## STATED PROBLEM
Extract the text of each entry below exactly, leaving every image behind.

## SUPPLIED DATA

= = =

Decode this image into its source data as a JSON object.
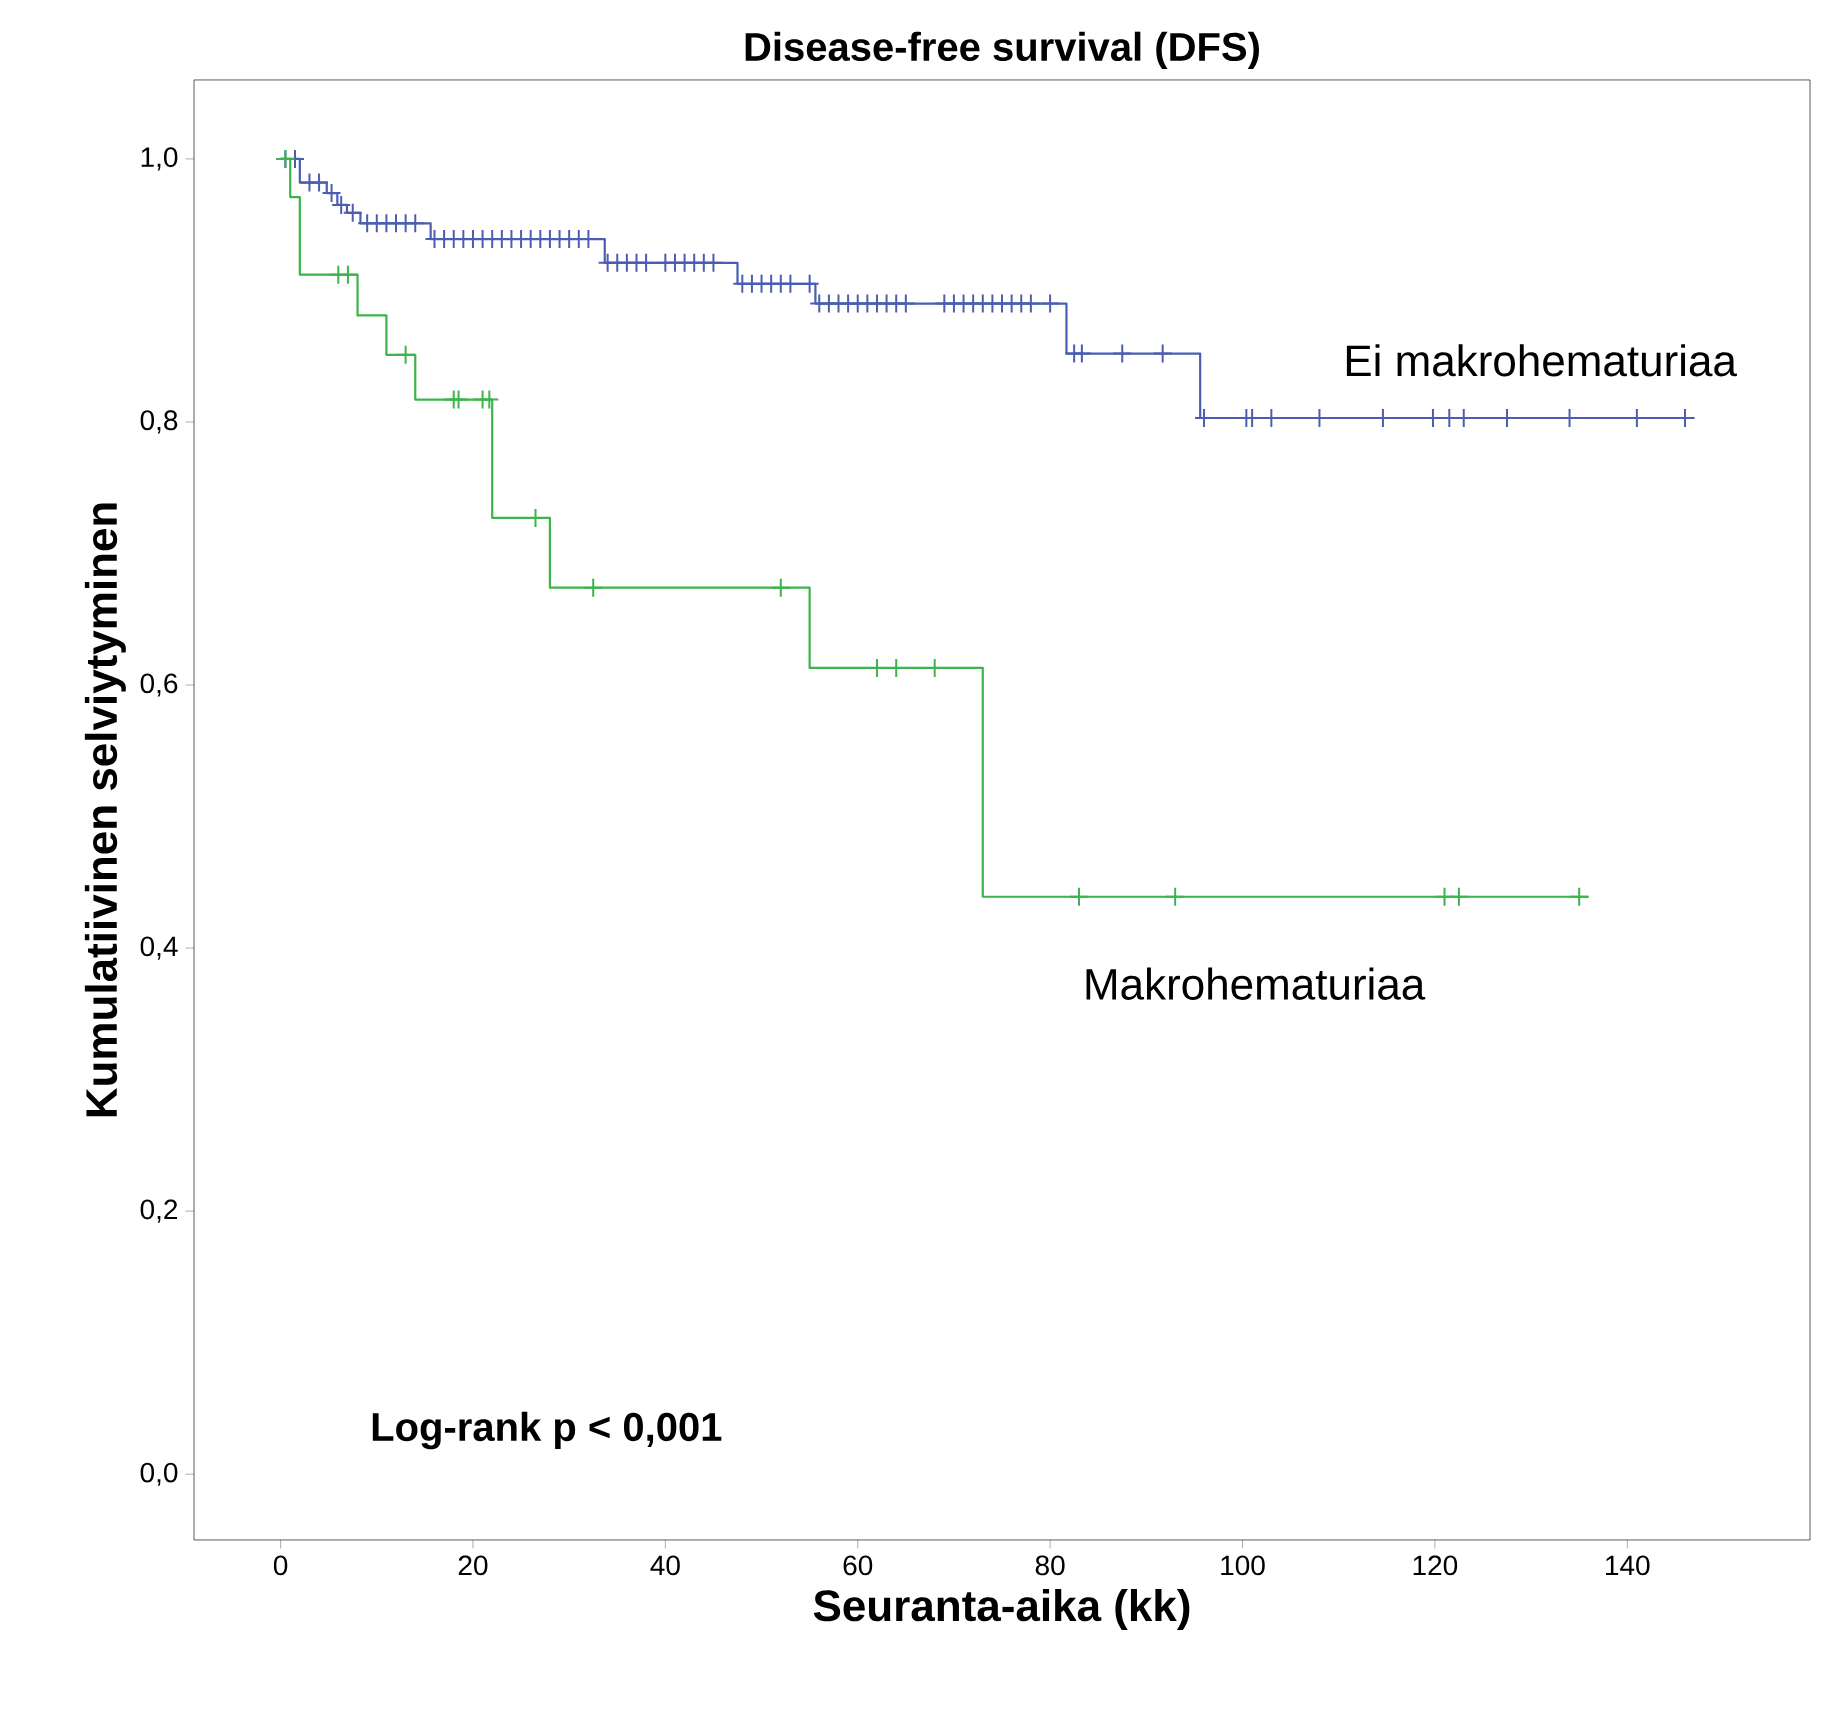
{
  "chart_data": {
    "type": "step",
    "title": "Disease-free survival (DFS)",
    "xlabel": "Seuranta-aika (kk)",
    "ylabel": "Kumulatiivinen selviytyminen",
    "xlim": [
      -9,
      159
    ],
    "ylim": [
      -0.05,
      1.06
    ],
    "xticks": [
      0,
      20,
      40,
      60,
      80,
      100,
      120,
      140
    ],
    "yticks": [
      {
        "value": 0,
        "label": "0,0"
      },
      {
        "value": 0.2,
        "label": "0,2"
      },
      {
        "value": 0.4,
        "label": "0,4"
      },
      {
        "value": 0.6,
        "label": "0,6"
      },
      {
        "value": 0.8,
        "label": "0,8"
      },
      {
        "value": 1.0,
        "label": "1,0"
      }
    ],
    "grid": false,
    "legend": false,
    "annotations": [
      "Log-rank p < 0,001"
    ],
    "series": [
      {
        "name": "Ei makrohematuriaa",
        "color": "#4a5db0",
        "marker": "none",
        "x": [
          0,
          2,
          4.8,
          5.9,
          6.9,
          8.3,
          15.6,
          33.7,
          47.5,
          55.6,
          81.7,
          95.6,
          147
        ],
        "values": [
          1,
          0.982,
          0.974,
          0.965,
          0.959,
          0.951,
          0.939,
          0.921,
          0.905,
          0.89,
          0.852,
          0.803,
          0.803
        ]
      },
      {
        "name": "Makrohematuriaa",
        "color": "#3cb44b",
        "marker": "none",
        "x": [
          0,
          1,
          2,
          8,
          11,
          14,
          22,
          28,
          55,
          73,
          136
        ],
        "values": [
          1,
          0.971,
          0.912,
          0.881,
          0.851,
          0.817,
          0.727,
          0.674,
          0.613,
          0.439,
          0.439
        ]
      },
      {
        "type": "scatter",
        "color": "#4a5db0",
        "marker": "cross",
        "x": [
          0.5,
          1.5,
          3,
          4,
          5.3,
          6.3,
          7.5,
          9,
          10,
          11,
          12,
          13,
          14,
          16,
          17,
          18,
          19,
          20,
          21,
          22,
          23,
          24,
          25,
          26,
          27,
          28,
          29,
          30,
          31,
          32,
          34,
          35,
          36,
          37,
          38,
          40,
          41,
          42,
          43,
          44,
          45,
          48,
          49,
          50,
          51,
          52,
          53,
          55,
          56,
          57,
          58,
          59,
          60,
          61,
          62,
          63,
          64,
          65,
          69,
          70,
          71,
          72,
          73,
          74,
          75,
          76,
          77,
          78,
          80,
          82.5,
          83.3,
          87.5,
          91.7,
          96,
          100.4,
          101,
          103,
          108,
          114.6,
          119.8,
          121.5,
          123,
          127.5,
          134,
          141,
          146
        ],
        "values": [
          1,
          1,
          0.982,
          0.982,
          0.974,
          0.965,
          0.959,
          0.951,
          0.951,
          0.951,
          0.951,
          0.951,
          0.951,
          0.939,
          0.939,
          0.939,
          0.939,
          0.939,
          0.939,
          0.939,
          0.939,
          0.939,
          0.939,
          0.939,
          0.939,
          0.939,
          0.939,
          0.939,
          0.939,
          0.939,
          0.921,
          0.921,
          0.921,
          0.921,
          0.921,
          0.921,
          0.921,
          0.921,
          0.921,
          0.921,
          0.921,
          0.905,
          0.905,
          0.905,
          0.905,
          0.905,
          0.905,
          0.905,
          0.89,
          0.89,
          0.89,
          0.89,
          0.89,
          0.89,
          0.89,
          0.89,
          0.89,
          0.89,
          0.89,
          0.89,
          0.89,
          0.89,
          0.89,
          0.89,
          0.89,
          0.89,
          0.89,
          0.89,
          0.89,
          0.852,
          0.852,
          0.852,
          0.852,
          0.803,
          0.803,
          0.803,
          0.803,
          0.803,
          0.803,
          0.803,
          0.803,
          0.803,
          0.803,
          0.803,
          0.803,
          0.803
        ]
      },
      {
        "type": "scatter",
        "color": "#3cb44b",
        "marker": "cross",
        "x": [
          0.5,
          6,
          7,
          13,
          18,
          18.5,
          21,
          21.7,
          26.5,
          32.5,
          52,
          62,
          64,
          68,
          83,
          93,
          121,
          122.5,
          135
        ],
        "values": [
          1,
          0.912,
          0.912,
          0.851,
          0.817,
          0.817,
          0.817,
          0.817,
          0.727,
          0.674,
          0.674,
          0.613,
          0.613,
          0.613,
          0.439,
          0.439,
          0.439,
          0.439,
          0.439
        ]
      }
    ]
  }
}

= = =

## EXERCISE SOLUTION
Decode this image into its source data as a JSON object.
{
  "chart_data": {
    "type": "step",
    "title": "Disease-free survival (DFS)",
    "xlabel": "Seuranta-aika (kk)",
    "ylabel": "Kumulatiivinen selviytyminen",
    "xlim": [
      -9,
      159
    ],
    "ylim": [
      -0.05,
      1.06
    ],
    "xticks": [
      0,
      20,
      40,
      60,
      80,
      100,
      120,
      140
    ],
    "yticks": [
      {
        "value": 0,
        "label": "0,0"
      },
      {
        "value": 0.2,
        "label": "0,2"
      },
      {
        "value": 0.4,
        "label": "0,4"
      },
      {
        "value": 0.6,
        "label": "0,6"
      },
      {
        "value": 0.8,
        "label": "0,8"
      },
      {
        "value": 1.0,
        "label": "1,0"
      }
    ],
    "grid": false,
    "legend": false,
    "annotations": [
      "Log-rank p < 0,001"
    ],
    "series": [
      {
        "name": "Ei makrohematuriaa",
        "color": "#4a5db0",
        "marker": "none",
        "x": [
          0,
          2,
          4.8,
          5.9,
          6.9,
          8.3,
          15.6,
          33.7,
          47.5,
          55.6,
          81.7,
          95.6,
          147
        ],
        "values": [
          1,
          0.982,
          0.974,
          0.965,
          0.959,
          0.951,
          0.939,
          0.921,
          0.905,
          0.89,
          0.852,
          0.803,
          0.803
        ]
      },
      {
        "name": "Makrohematuriaa",
        "color": "#3cb44b",
        "marker": "none",
        "x": [
          0,
          1,
          2,
          8,
          11,
          14,
          22,
          28,
          55,
          73,
          136
        ],
        "values": [
          1,
          0.971,
          0.912,
          0.881,
          0.851,
          0.817,
          0.727,
          0.674,
          0.613,
          0.439,
          0.439
        ]
      },
      {
        "type": "scatter",
        "color": "#4a5db0",
        "marker": "cross",
        "x": [
          0.5,
          1.5,
          3,
          4,
          5.3,
          6.3,
          7.5,
          9,
          10,
          11,
          12,
          13,
          14,
          16,
          17,
          18,
          19,
          20,
          21,
          22,
          23,
          24,
          25,
          26,
          27,
          28,
          29,
          30,
          31,
          32,
          34,
          35,
          36,
          37,
          38,
          40,
          41,
          42,
          43,
          44,
          45,
          48,
          49,
          50,
          51,
          52,
          53,
          55,
          56,
          57,
          58,
          59,
          60,
          61,
          62,
          63,
          64,
          65,
          69,
          70,
          71,
          72,
          73,
          74,
          75,
          76,
          77,
          78,
          80,
          82.5,
          83.3,
          87.5,
          91.7,
          96,
          100.4,
          101,
          103,
          108,
          114.6,
          119.8,
          121.5,
          123,
          127.5,
          134,
          141,
          146
        ],
        "values": [
          1,
          1,
          0.982,
          0.982,
          0.974,
          0.965,
          0.959,
          0.951,
          0.951,
          0.951,
          0.951,
          0.951,
          0.951,
          0.939,
          0.939,
          0.939,
          0.939,
          0.939,
          0.939,
          0.939,
          0.939,
          0.939,
          0.939,
          0.939,
          0.939,
          0.939,
          0.939,
          0.939,
          0.939,
          0.939,
          0.921,
          0.921,
          0.921,
          0.921,
          0.921,
          0.921,
          0.921,
          0.921,
          0.921,
          0.921,
          0.921,
          0.905,
          0.905,
          0.905,
          0.905,
          0.905,
          0.905,
          0.905,
          0.89,
          0.89,
          0.89,
          0.89,
          0.89,
          0.89,
          0.89,
          0.89,
          0.89,
          0.89,
          0.89,
          0.89,
          0.89,
          0.89,
          0.89,
          0.89,
          0.89,
          0.89,
          0.89,
          0.89,
          0.89,
          0.852,
          0.852,
          0.852,
          0.852,
          0.803,
          0.803,
          0.803,
          0.803,
          0.803,
          0.803,
          0.803,
          0.803,
          0.803,
          0.803,
          0.803,
          0.803,
          0.803
        ]
      },
      {
        "type": "scatter",
        "color": "#3cb44b",
        "marker": "cross",
        "x": [
          0.5,
          6,
          7,
          13,
          18,
          18.5,
          21,
          21.7,
          26.5,
          32.5,
          52,
          62,
          64,
          68,
          83,
          93,
          121,
          122.5,
          135
        ],
        "values": [
          1,
          0.912,
          0.912,
          0.851,
          0.817,
          0.817,
          0.817,
          0.817,
          0.727,
          0.674,
          0.674,
          0.613,
          0.613,
          0.613,
          0.439,
          0.439,
          0.439,
          0.439,
          0.439
        ]
      }
    ]
  }
}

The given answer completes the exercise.